_Collected data entries_

▼

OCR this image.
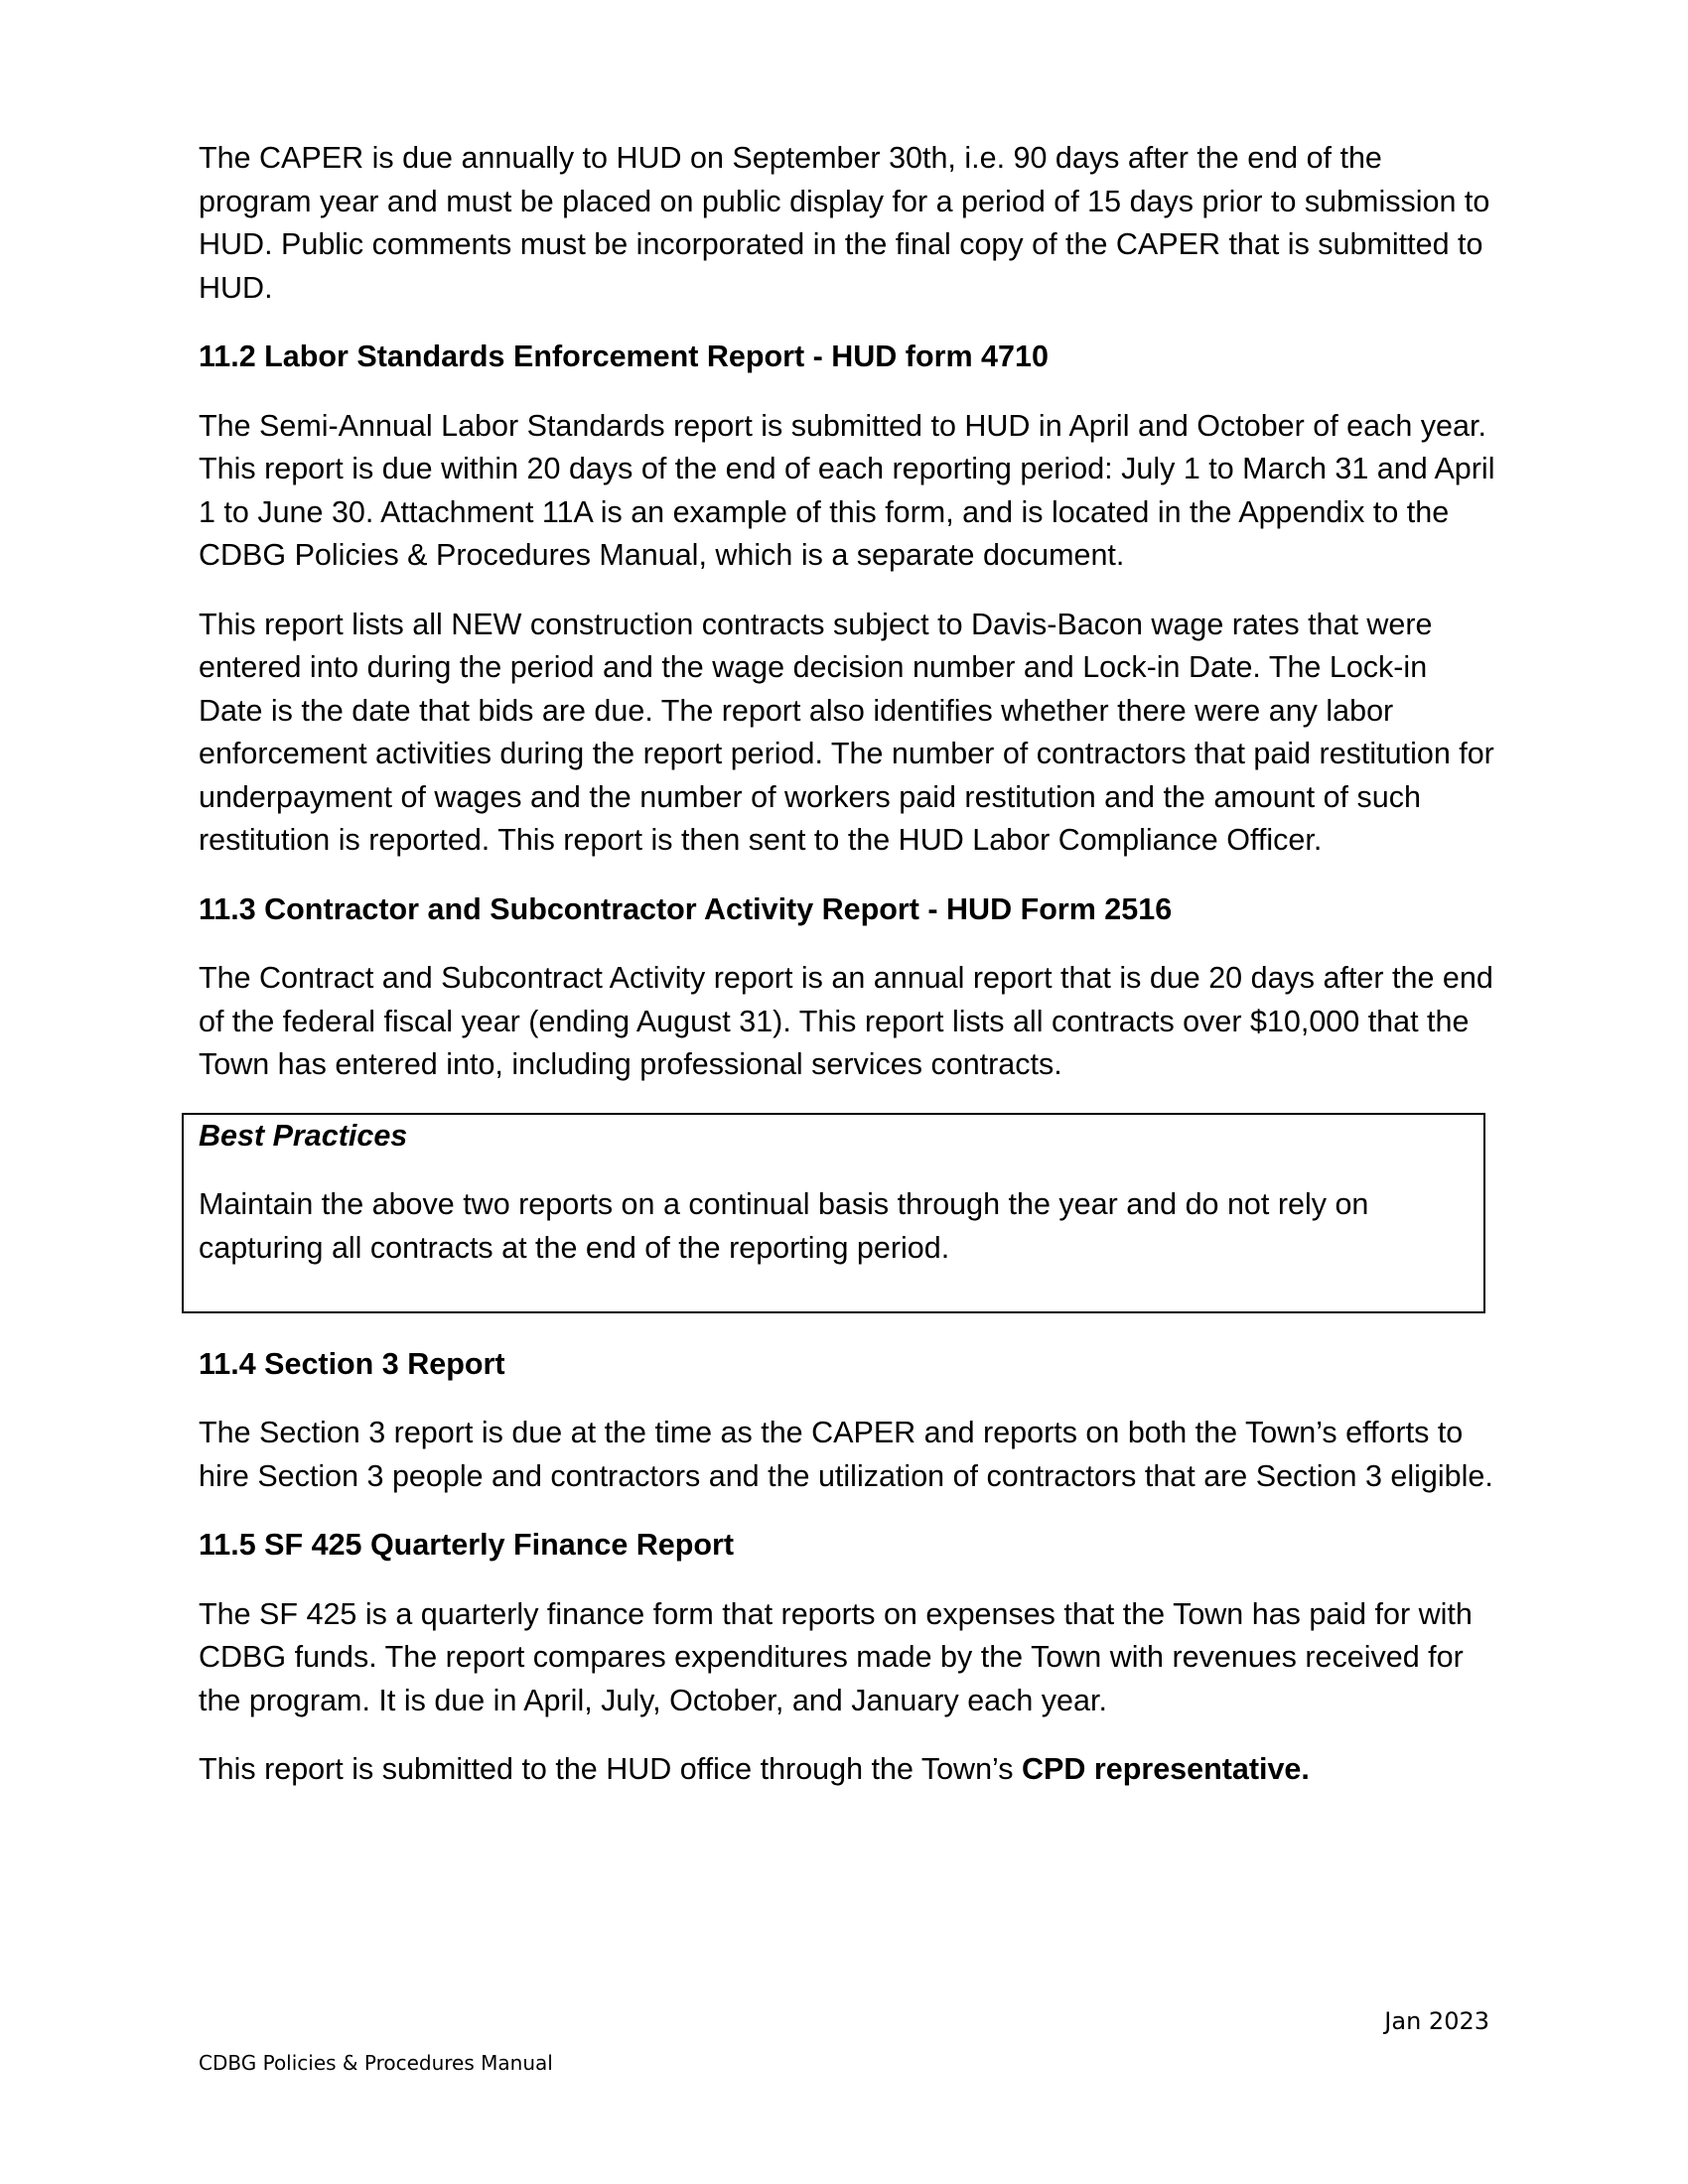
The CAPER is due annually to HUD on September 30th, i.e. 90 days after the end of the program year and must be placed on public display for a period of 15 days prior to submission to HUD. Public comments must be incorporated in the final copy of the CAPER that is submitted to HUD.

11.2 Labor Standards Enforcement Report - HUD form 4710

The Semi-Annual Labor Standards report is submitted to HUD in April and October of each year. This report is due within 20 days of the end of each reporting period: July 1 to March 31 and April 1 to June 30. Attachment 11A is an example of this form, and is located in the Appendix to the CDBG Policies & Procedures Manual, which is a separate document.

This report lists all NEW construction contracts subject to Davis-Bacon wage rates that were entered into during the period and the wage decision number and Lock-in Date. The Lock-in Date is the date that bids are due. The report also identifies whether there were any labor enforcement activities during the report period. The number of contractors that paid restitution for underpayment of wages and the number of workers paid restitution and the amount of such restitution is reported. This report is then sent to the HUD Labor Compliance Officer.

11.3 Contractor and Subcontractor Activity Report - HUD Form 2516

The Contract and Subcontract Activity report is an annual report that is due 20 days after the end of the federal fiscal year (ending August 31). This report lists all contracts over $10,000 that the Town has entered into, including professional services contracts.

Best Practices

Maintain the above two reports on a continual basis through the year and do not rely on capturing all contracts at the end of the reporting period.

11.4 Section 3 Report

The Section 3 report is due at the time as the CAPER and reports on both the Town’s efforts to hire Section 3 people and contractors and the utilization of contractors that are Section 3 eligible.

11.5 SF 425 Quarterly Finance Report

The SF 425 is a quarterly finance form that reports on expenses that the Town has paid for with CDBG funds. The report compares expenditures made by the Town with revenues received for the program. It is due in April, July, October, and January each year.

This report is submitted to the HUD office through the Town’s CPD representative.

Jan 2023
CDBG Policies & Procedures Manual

▲
▼

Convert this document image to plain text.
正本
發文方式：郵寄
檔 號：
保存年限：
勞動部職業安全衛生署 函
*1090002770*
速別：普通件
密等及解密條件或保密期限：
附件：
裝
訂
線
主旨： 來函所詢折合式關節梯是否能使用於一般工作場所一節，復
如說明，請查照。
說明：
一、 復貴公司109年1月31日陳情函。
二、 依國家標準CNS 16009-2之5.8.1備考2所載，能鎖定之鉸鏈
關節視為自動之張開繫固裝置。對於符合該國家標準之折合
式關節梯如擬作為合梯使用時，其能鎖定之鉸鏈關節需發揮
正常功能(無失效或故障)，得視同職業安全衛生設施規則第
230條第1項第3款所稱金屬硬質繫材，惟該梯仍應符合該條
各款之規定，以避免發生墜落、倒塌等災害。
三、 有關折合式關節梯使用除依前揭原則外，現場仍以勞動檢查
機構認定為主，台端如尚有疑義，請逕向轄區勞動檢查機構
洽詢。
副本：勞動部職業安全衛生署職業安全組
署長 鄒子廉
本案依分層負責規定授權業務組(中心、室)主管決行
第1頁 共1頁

▲
▼

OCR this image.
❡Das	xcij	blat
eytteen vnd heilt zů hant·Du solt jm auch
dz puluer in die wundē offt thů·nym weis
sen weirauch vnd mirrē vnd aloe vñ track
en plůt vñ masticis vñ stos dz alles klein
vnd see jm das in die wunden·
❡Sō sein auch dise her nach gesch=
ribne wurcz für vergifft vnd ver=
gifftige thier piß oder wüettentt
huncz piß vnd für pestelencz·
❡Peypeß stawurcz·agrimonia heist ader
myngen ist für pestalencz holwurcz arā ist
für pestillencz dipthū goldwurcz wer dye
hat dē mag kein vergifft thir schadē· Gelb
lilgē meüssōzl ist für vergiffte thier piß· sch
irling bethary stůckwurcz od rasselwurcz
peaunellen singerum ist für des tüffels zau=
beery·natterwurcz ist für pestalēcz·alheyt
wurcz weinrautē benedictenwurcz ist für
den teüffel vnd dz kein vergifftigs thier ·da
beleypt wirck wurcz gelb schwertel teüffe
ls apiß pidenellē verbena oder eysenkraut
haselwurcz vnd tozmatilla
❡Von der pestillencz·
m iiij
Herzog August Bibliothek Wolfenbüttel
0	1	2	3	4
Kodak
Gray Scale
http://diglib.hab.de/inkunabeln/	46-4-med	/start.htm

▲

_WHAT TO DO_
Gather each line of the listing containing the word "kein" and show it.

_RESPONSE BELOW_
hat dē mag kein vergifft thir schadē· Gelb
den teüffel vnd dz kein vergifftigs thier ·da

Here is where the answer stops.